Material to process –
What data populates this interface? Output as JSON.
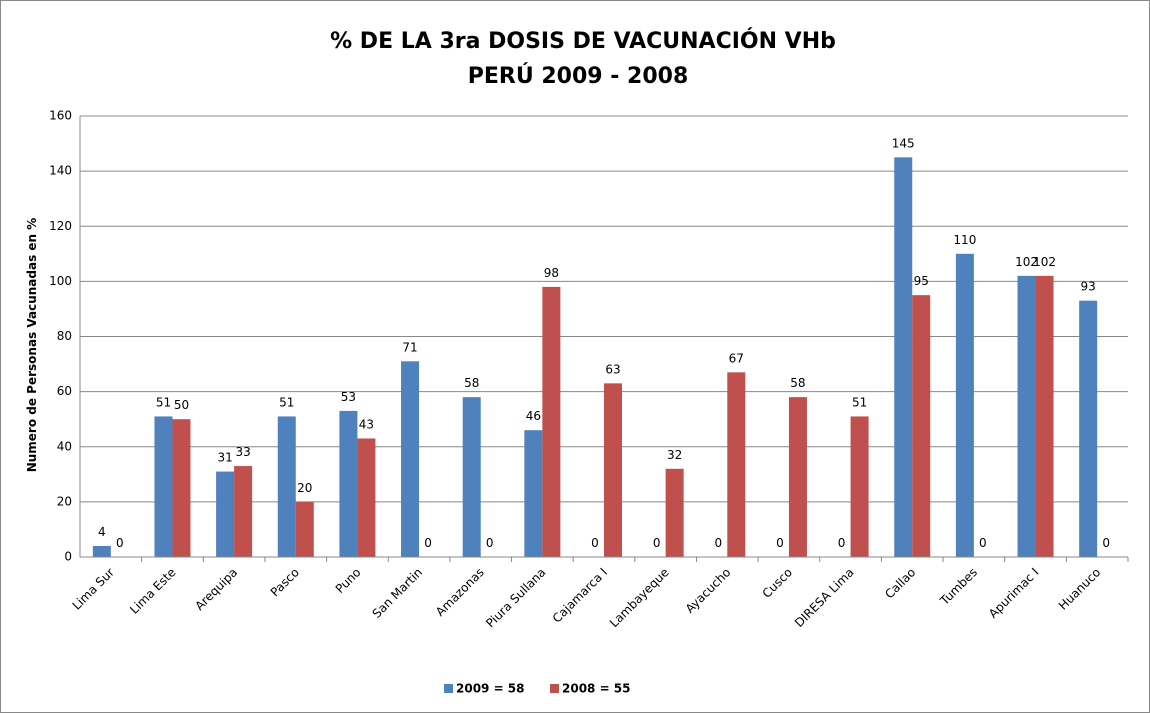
{
  "chart_data": {
    "type": "bar",
    "title": "% DE LA 3ra DOSIS DE VACUNACIÓN VHb",
    "subtitle": "PERÚ 2009 - 2008",
    "y_label": "Numero de Personas Vacunadas en %",
    "categories": [
      "Lima Sur",
      "Lima Este",
      "Arequipa",
      "Pasco",
      "Puno",
      "San Martin",
      "Amazonas",
      "Piura Sullana",
      "Cajamarca I",
      "Lambayeque",
      "Ayacucho",
      "Cusco",
      "DIRESA Lima",
      "Callao",
      "Tumbes",
      "Apurimac I",
      "Huanuco"
    ],
    "series": [
      {
        "name": "2009 = 58",
        "color": "#4f81bd",
        "values": [
          4,
          51,
          31,
          51,
          53,
          71,
          58,
          46,
          0,
          0,
          0,
          0,
          0,
          145,
          110,
          102,
          93
        ]
      },
      {
        "name": "2008 = 55",
        "color": "#c0504d",
        "values": [
          0,
          50,
          33,
          20,
          43,
          0,
          0,
          98,
          63,
          32,
          67,
          58,
          51,
          95,
          0,
          102,
          0
        ]
      }
    ],
    "ylim": [
      0,
      160
    ],
    "yticks": [
      0,
      20,
      40,
      60,
      80,
      100,
      120,
      140,
      160
    ],
    "grid": true,
    "legend": "bottom"
  }
}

Task description –
Images do not belong in the copy; reproduce all other parts of the records above verbatim.

Answer to this problem –
What data populates this interface? Output as JSON.
{
  "chart_data": {
    "type": "bar",
    "title": "% DE LA 3ra DOSIS DE VACUNACIÓN VHb",
    "subtitle": "PERÚ 2009 - 2008",
    "y_label": "Numero de Personas Vacunadas en %",
    "categories": [
      "Lima Sur",
      "Lima Este",
      "Arequipa",
      "Pasco",
      "Puno",
      "San Martin",
      "Amazonas",
      "Piura Sullana",
      "Cajamarca I",
      "Lambayeque",
      "Ayacucho",
      "Cusco",
      "DIRESA Lima",
      "Callao",
      "Tumbes",
      "Apurimac I",
      "Huanuco"
    ],
    "series": [
      {
        "name": "2009 = 58",
        "color": "#4f81bd",
        "values": [
          4,
          51,
          31,
          51,
          53,
          71,
          58,
          46,
          0,
          0,
          0,
          0,
          0,
          145,
          110,
          102,
          93
        ]
      },
      {
        "name": "2008 = 55",
        "color": "#c0504d",
        "values": [
          0,
          50,
          33,
          20,
          43,
          0,
          0,
          98,
          63,
          32,
          67,
          58,
          51,
          95,
          0,
          102,
          0
        ]
      }
    ],
    "ylim": [
      0,
      160
    ],
    "yticks": [
      0,
      20,
      40,
      60,
      80,
      100,
      120,
      140,
      160
    ],
    "grid": true,
    "legend": "bottom"
  }
}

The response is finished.